Some records
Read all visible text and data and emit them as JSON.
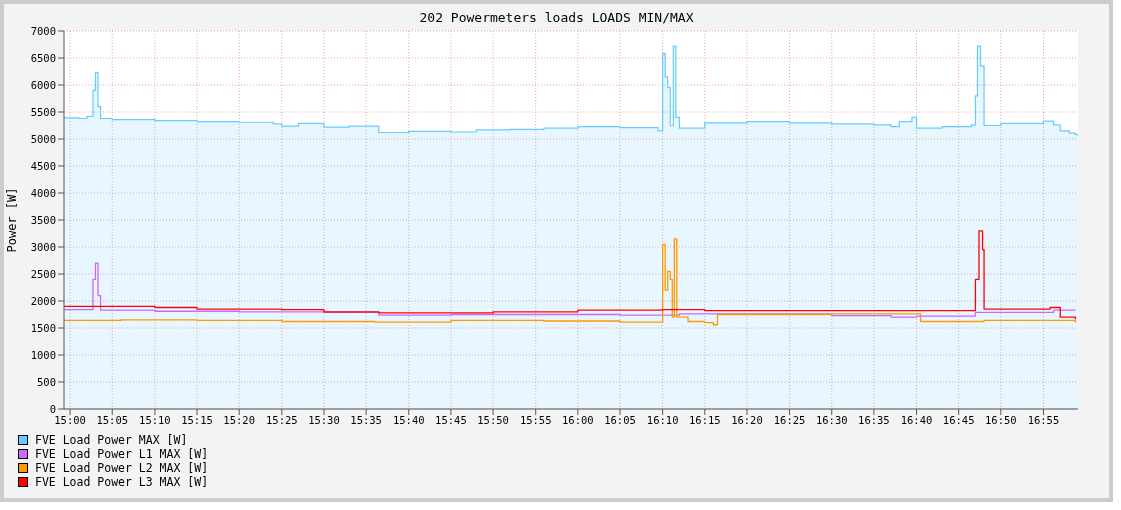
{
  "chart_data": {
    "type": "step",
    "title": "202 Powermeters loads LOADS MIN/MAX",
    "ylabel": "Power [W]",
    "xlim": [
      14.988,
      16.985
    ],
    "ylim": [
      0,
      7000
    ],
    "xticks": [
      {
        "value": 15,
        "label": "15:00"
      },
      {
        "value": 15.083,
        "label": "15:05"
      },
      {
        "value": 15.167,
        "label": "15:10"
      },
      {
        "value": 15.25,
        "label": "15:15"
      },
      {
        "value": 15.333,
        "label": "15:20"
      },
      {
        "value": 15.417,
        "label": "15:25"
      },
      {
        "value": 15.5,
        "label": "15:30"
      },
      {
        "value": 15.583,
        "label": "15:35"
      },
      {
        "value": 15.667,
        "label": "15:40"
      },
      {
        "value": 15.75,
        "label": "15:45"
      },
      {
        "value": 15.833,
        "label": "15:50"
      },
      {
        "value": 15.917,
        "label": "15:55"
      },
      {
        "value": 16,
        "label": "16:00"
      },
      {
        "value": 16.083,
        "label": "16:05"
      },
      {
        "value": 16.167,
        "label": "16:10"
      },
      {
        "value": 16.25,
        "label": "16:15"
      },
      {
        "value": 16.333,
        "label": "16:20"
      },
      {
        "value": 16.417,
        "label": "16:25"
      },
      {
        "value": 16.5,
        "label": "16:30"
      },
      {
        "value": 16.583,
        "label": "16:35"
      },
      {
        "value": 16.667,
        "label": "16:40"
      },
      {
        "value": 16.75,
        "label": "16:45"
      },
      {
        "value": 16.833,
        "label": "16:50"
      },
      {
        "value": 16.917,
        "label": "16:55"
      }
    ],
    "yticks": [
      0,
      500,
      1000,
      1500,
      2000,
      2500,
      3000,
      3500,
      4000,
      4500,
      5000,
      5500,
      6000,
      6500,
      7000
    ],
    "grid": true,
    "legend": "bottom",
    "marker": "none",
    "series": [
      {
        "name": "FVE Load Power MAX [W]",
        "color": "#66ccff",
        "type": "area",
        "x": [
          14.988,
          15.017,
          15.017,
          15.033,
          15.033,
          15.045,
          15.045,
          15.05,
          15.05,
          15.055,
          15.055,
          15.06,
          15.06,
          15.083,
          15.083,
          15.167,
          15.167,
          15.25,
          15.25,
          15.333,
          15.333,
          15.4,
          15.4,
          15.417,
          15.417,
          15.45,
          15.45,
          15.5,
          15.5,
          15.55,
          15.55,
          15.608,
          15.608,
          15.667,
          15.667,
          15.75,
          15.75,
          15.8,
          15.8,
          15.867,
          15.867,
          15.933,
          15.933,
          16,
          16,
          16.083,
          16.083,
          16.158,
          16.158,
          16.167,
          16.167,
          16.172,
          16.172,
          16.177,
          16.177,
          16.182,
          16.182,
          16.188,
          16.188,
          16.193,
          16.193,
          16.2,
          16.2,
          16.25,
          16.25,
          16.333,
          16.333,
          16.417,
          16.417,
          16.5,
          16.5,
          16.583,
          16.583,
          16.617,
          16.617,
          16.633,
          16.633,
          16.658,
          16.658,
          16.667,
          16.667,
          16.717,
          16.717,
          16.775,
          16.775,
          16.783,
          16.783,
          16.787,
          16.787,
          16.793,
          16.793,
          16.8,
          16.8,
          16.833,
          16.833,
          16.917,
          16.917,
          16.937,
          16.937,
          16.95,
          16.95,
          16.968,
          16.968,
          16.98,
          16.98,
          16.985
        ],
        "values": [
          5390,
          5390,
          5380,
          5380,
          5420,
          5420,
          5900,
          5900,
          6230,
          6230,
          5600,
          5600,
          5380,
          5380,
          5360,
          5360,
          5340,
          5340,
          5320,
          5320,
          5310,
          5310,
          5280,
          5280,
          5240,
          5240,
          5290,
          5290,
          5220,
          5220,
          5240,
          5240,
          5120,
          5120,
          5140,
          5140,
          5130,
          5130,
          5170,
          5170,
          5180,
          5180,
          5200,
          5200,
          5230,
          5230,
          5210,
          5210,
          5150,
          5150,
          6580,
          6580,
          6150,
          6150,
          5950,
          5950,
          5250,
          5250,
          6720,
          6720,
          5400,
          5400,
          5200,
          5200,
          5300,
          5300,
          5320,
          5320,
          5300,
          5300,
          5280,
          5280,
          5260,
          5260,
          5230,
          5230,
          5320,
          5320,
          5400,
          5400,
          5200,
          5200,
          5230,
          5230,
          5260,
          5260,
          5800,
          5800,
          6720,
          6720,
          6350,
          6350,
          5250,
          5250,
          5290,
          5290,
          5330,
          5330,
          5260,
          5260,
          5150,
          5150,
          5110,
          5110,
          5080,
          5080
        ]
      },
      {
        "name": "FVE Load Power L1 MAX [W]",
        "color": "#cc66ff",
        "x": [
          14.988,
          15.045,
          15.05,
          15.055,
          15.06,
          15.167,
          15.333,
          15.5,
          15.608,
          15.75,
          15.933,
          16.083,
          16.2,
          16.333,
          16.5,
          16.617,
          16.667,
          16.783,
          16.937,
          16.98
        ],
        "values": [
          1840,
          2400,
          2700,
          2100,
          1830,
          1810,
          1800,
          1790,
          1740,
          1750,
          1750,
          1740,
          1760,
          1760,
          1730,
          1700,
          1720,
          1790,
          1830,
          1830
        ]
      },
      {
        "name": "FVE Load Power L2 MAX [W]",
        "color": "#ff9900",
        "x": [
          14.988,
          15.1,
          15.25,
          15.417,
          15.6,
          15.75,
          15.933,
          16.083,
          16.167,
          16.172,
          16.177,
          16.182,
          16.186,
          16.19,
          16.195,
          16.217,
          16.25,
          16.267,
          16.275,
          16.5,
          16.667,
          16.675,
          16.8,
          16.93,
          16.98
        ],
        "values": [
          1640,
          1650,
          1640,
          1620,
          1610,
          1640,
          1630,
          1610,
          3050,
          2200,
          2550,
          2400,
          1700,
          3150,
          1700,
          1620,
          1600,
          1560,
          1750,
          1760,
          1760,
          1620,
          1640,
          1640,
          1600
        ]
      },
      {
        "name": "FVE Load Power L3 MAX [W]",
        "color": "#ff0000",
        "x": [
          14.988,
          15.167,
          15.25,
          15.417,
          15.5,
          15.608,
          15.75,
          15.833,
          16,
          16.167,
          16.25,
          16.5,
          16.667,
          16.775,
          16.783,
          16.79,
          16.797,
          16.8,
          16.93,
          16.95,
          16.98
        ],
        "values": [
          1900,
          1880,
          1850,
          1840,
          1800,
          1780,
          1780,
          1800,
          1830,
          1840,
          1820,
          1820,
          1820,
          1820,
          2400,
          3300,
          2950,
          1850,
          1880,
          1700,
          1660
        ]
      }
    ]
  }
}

==

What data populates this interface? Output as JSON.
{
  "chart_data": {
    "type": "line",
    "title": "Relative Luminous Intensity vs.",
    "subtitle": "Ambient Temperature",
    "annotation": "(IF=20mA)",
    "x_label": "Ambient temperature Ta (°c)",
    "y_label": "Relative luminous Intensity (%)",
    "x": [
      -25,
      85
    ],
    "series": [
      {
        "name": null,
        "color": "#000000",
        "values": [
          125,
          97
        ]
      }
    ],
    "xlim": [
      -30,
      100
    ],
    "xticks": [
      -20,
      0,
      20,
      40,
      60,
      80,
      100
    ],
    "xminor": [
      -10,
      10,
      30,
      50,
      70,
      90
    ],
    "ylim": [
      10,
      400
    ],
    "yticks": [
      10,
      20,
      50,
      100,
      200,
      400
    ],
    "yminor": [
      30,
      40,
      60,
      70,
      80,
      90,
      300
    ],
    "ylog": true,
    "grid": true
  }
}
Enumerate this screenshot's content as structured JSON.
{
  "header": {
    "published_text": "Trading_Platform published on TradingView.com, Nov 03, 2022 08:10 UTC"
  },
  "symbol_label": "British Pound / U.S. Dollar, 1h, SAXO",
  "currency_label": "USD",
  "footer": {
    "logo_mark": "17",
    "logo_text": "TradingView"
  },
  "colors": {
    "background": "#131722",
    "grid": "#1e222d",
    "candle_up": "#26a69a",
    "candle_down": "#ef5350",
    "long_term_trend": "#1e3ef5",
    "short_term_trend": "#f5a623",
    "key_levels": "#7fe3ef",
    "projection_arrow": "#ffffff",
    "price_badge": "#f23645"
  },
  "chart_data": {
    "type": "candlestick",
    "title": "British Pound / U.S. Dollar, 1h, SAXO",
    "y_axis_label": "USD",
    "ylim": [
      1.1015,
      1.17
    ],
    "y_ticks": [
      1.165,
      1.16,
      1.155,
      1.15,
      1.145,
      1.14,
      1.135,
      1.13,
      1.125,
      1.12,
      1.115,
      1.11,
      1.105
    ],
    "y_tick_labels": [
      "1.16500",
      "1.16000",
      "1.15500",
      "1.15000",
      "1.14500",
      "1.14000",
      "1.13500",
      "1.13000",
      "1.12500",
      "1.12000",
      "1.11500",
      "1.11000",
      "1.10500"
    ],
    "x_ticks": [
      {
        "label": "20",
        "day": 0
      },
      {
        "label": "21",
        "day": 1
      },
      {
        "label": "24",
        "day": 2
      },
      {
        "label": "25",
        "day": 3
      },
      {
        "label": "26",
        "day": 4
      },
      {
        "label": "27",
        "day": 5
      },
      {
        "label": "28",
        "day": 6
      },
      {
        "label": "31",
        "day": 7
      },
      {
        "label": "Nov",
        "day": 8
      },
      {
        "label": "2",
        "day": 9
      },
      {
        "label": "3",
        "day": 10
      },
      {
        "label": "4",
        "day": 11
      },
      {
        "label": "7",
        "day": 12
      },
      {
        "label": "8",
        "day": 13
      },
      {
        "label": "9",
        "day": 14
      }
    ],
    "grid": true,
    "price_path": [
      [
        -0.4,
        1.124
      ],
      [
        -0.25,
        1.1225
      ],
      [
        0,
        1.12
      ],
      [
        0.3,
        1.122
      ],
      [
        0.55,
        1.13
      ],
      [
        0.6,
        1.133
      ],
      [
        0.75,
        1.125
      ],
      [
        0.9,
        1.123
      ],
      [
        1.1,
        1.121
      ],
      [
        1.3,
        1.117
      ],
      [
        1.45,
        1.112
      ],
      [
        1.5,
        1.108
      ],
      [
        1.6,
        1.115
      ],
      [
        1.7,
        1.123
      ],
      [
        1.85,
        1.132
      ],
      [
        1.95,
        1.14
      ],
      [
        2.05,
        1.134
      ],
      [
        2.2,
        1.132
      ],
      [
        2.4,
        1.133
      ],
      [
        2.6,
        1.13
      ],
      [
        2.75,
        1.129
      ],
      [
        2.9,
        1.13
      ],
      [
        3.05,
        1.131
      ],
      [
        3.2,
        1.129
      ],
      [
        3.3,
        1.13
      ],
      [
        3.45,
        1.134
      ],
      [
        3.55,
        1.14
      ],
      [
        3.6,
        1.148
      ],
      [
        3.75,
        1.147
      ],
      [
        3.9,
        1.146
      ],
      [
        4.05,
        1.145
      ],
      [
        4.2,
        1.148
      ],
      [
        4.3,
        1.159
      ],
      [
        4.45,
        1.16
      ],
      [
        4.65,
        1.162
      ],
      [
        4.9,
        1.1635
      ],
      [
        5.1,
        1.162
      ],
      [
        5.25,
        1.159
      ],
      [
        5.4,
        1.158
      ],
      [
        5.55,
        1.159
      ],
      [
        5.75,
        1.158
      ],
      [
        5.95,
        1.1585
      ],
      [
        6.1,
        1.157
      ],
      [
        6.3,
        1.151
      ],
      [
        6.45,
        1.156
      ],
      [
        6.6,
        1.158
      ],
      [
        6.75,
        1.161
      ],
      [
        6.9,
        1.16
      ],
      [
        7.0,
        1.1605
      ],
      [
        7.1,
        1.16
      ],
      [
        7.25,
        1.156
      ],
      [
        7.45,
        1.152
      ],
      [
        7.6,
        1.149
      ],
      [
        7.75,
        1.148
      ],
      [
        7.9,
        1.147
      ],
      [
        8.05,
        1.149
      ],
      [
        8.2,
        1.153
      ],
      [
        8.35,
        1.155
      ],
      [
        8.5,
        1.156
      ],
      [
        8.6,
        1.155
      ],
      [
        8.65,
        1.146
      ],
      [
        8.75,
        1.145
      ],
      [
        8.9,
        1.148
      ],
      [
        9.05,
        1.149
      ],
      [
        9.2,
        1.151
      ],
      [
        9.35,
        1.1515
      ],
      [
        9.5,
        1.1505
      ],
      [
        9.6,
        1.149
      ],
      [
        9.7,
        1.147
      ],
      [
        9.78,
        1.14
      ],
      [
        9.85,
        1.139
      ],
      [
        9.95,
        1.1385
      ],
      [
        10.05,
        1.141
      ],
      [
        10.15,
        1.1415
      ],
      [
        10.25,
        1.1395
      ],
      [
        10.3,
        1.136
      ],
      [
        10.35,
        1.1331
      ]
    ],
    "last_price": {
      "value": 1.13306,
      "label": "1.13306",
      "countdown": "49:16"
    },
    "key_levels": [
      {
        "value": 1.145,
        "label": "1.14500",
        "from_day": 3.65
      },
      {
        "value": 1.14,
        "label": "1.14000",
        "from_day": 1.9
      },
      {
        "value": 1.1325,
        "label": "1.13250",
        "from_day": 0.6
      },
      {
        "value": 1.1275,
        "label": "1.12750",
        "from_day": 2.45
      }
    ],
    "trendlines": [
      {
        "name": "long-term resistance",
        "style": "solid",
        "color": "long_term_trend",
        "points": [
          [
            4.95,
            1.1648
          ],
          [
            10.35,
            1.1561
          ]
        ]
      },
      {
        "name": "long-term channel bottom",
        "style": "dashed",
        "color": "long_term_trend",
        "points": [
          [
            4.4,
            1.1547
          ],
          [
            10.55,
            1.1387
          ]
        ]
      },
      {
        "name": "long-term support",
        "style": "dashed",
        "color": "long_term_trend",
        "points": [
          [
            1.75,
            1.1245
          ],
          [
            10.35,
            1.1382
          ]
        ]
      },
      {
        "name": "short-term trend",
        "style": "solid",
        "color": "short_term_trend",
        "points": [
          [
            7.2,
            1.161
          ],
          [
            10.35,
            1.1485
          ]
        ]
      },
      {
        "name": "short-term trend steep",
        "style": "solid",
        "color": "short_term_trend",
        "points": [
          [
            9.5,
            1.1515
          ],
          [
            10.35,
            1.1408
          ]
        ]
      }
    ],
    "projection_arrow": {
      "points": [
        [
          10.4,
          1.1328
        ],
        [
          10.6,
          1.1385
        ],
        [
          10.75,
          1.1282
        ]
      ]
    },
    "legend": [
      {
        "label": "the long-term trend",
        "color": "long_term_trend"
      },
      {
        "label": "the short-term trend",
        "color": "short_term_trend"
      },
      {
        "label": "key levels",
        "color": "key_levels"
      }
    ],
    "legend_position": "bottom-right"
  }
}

## What this task involves
Out of the records, collect only those lines that contain the string "British".

## Answer to this exercise
  "symbol_label": "British Pound / U.S. Dollar, 1h, SAXO",
    "title": "British Pound / U.S. Dollar, 1h, SAXO",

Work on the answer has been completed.